# Problem to solve
Output every entry exactly as written.

── Records provided ──

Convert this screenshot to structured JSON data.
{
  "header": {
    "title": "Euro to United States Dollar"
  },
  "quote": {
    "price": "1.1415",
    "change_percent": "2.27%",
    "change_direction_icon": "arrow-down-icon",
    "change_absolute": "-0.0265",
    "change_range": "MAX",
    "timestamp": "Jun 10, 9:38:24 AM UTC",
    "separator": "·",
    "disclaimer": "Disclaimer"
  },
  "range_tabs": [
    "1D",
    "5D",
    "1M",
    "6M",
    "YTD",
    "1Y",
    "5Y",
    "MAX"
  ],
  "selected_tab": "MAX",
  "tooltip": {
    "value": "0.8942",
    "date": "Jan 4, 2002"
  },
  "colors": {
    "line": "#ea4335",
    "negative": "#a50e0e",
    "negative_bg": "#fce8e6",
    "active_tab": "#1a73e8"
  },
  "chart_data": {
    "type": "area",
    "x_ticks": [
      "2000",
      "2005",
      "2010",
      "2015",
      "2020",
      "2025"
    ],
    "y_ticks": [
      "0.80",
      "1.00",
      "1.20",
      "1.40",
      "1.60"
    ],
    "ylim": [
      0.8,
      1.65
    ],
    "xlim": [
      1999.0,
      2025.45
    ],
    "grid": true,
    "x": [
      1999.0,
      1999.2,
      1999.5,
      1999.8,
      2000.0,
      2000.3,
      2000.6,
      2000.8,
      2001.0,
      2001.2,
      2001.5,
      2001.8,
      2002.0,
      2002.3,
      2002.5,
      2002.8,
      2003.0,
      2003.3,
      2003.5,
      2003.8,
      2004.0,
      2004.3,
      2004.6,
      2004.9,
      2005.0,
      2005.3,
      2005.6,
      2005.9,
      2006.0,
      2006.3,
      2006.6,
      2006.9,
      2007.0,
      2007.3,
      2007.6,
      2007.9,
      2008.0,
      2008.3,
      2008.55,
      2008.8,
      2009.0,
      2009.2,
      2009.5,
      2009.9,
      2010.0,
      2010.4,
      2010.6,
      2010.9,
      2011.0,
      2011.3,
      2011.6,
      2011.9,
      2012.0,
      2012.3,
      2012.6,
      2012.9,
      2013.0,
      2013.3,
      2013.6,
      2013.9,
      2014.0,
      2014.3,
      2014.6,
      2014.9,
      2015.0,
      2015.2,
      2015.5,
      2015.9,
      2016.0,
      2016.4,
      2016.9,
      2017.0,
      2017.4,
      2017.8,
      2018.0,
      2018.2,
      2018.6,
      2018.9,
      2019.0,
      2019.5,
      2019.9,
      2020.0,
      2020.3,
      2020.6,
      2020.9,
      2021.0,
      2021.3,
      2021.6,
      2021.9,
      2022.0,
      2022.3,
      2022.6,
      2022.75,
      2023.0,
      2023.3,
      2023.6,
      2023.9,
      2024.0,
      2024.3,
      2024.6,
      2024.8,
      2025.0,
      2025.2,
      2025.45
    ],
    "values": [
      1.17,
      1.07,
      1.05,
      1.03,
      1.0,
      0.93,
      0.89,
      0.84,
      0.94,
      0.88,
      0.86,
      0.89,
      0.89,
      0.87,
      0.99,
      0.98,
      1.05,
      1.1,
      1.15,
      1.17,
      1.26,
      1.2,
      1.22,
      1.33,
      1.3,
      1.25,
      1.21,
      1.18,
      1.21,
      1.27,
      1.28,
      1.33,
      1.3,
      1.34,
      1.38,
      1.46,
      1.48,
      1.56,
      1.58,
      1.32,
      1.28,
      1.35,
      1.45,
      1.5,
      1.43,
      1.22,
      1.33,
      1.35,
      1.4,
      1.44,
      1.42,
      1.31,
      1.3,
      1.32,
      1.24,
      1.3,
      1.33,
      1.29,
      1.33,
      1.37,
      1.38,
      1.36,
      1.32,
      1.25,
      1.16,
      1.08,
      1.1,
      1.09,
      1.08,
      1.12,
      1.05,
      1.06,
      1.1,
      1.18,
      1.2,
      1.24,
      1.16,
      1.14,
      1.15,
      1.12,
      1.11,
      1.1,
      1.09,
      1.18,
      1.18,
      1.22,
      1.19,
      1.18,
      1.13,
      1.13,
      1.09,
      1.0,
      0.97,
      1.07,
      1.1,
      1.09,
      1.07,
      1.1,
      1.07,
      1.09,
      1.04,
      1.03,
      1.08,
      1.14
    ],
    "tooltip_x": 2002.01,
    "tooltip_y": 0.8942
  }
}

───

# Output
Convert this screenshot to structured JSON data.
{
  "header": {
    "title": "Euro to United States Dollar"
  },
  "quote": {
    "price": "1.1415",
    "change_percent": "2.27%",
    "change_direction_icon": "arrow-down-icon",
    "change_absolute": "-0.0265",
    "change_range": "MAX",
    "timestamp": "Jun 10, 9:38:24 AM UTC",
    "separator": "·",
    "disclaimer": "Disclaimer"
  },
  "range_tabs": [
    "1D",
    "5D",
    "1M",
    "6M",
    "YTD",
    "1Y",
    "5Y",
    "MAX"
  ],
  "selected_tab": "MAX",
  "tooltip": {
    "value": "0.8942",
    "date": "Jan 4, 2002"
  },
  "colors": {
    "line": "#ea4335",
    "negative": "#a50e0e",
    "negative_bg": "#fce8e6",
    "active_tab": "#1a73e8"
  },
  "chart_data": {
    "type": "area",
    "x_ticks": [
      "2000",
      "2005",
      "2010",
      "2015",
      "2020",
      "2025"
    ],
    "y_ticks": [
      "0.80",
      "1.00",
      "1.20",
      "1.40",
      "1.60"
    ],
    "ylim": [
      0.8,
      1.65
    ],
    "xlim": [
      1999.0,
      2025.45
    ],
    "grid": true,
    "x": [
      1999.0,
      1999.2,
      1999.5,
      1999.8,
      2000.0,
      2000.3,
      2000.6,
      2000.8,
      2001.0,
      2001.2,
      2001.5,
      2001.8,
      2002.0,
      2002.3,
      2002.5,
      2002.8,
      2003.0,
      2003.3,
      2003.5,
      2003.8,
      2004.0,
      2004.3,
      2004.6,
      2004.9,
      2005.0,
      2005.3,
      2005.6,
      2005.9,
      2006.0,
      2006.3,
      2006.6,
      2006.9,
      2007.0,
      2007.3,
      2007.6,
      2007.9,
      2008.0,
      2008.3,
      2008.55,
      2008.8,
      2009.0,
      2009.2,
      2009.5,
      2009.9,
      2010.0,
      2010.4,
      2010.6,
      2010.9,
      2011.0,
      2011.3,
      2011.6,
      2011.9,
      2012.0,
      2012.3,
      2012.6,
      2012.9,
      2013.0,
      2013.3,
      2013.6,
      2013.9,
      2014.0,
      2014.3,
      2014.6,
      2014.9,
      2015.0,
      2015.2,
      2015.5,
      2015.9,
      2016.0,
      2016.4,
      2016.9,
      2017.0,
      2017.4,
      2017.8,
      2018.0,
      2018.2,
      2018.6,
      2018.9,
      2019.0,
      2019.5,
      2019.9,
      2020.0,
      2020.3,
      2020.6,
      2020.9,
      2021.0,
      2021.3,
      2021.6,
      2021.9,
      2022.0,
      2022.3,
      2022.6,
      2022.75,
      2023.0,
      2023.3,
      2023.6,
      2023.9,
      2024.0,
      2024.3,
      2024.6,
      2024.8,
      2025.0,
      2025.2,
      2025.45
    ],
    "values": [
      1.17,
      1.07,
      1.05,
      1.03,
      1.0,
      0.93,
      0.89,
      0.84,
      0.94,
      0.88,
      0.86,
      0.89,
      0.89,
      0.87,
      0.99,
      0.98,
      1.05,
      1.1,
      1.15,
      1.17,
      1.26,
      1.2,
      1.22,
      1.33,
      1.3,
      1.25,
      1.21,
      1.18,
      1.21,
      1.27,
      1.28,
      1.33,
      1.3,
      1.34,
      1.38,
      1.46,
      1.48,
      1.56,
      1.58,
      1.32,
      1.28,
      1.35,
      1.45,
      1.5,
      1.43,
      1.22,
      1.33,
      1.35,
      1.4,
      1.44,
      1.42,
      1.31,
      1.3,
      1.32,
      1.24,
      1.3,
      1.33,
      1.29,
      1.33,
      1.37,
      1.38,
      1.36,
      1.32,
      1.25,
      1.16,
      1.08,
      1.1,
      1.09,
      1.08,
      1.12,
      1.05,
      1.06,
      1.1,
      1.18,
      1.2,
      1.24,
      1.16,
      1.14,
      1.15,
      1.12,
      1.11,
      1.1,
      1.09,
      1.18,
      1.18,
      1.22,
      1.19,
      1.18,
      1.13,
      1.13,
      1.09,
      1.0,
      0.97,
      1.07,
      1.1,
      1.09,
      1.07,
      1.1,
      1.07,
      1.09,
      1.04,
      1.03,
      1.08,
      1.14
    ],
    "tooltip_x": 2002.01,
    "tooltip_y": 0.8942
  }
}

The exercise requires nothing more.